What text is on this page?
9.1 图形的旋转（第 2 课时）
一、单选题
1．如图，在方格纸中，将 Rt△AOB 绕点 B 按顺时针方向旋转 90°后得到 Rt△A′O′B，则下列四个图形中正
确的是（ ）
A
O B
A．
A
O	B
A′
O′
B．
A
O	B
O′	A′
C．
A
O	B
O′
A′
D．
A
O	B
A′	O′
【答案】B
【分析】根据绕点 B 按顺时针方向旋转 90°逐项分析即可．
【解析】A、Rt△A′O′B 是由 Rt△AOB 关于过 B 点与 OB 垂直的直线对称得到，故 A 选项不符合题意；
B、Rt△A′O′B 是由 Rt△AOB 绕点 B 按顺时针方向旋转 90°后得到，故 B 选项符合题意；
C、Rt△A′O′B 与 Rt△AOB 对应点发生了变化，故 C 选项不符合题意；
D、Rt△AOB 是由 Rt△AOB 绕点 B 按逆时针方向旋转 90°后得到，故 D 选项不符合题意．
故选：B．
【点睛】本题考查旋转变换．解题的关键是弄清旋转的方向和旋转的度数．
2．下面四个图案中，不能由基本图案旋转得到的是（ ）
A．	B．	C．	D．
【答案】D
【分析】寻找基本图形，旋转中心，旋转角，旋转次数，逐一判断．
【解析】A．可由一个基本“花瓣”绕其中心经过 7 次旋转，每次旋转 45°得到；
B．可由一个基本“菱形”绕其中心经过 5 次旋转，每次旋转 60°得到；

########################################

**Exercise**
Output all of the material exactly as written.

**Output**
What text is on this page?
9.1 图形的旋转（第 2 课时）
一、单选题
1．如图，在方格纸中，将 Rt△AOB 绕点 B 按顺时针方向旋转 90°后得到 Rt△A′O′B，则下列四个图形中正
确的是（ ）
A
O B
A．
A
O	B
A′
O′
B．
A
O	B
O′	A′
C．
A
O	B
O′
A′
D．
A
O	B
A′	O′
【答案】B
【分析】根据绕点 B 按顺时针方向旋转 90°逐项分析即可．
【解析】A、Rt△A′O′B 是由 Rt△AOB 关于过 B 点与 OB 垂直的直线对称得到，故 A 选项不符合题意；
B、Rt△A′O′B 是由 Rt△AOB 绕点 B 按顺时针方向旋转 90°后得到，故 B 选项符合题意；
C、Rt△A′O′B 与 Rt△AOB 对应点发生了变化，故 C 选项不符合题意；
D、Rt△AOB 是由 Rt△AOB 绕点 B 按逆时针方向旋转 90°后得到，故 D 选项不符合题意．
故选：B．
【点睛】本题考查旋转变换．解题的关键是弄清旋转的方向和旋转的度数．
2．下面四个图案中，不能由基本图案旋转得到的是（ ）
A．	B．	C．	D．
【答案】D
【分析】寻找基本图形，旋转中心，旋转角，旋转次数，逐一判断．
【解析】A．可由一个基本“花瓣”绕其中心经过 7 次旋转，每次旋转 45°得到；
B．可由一个基本“菱形”绕其中心经过 5 次旋转，每次旋转 60°得到；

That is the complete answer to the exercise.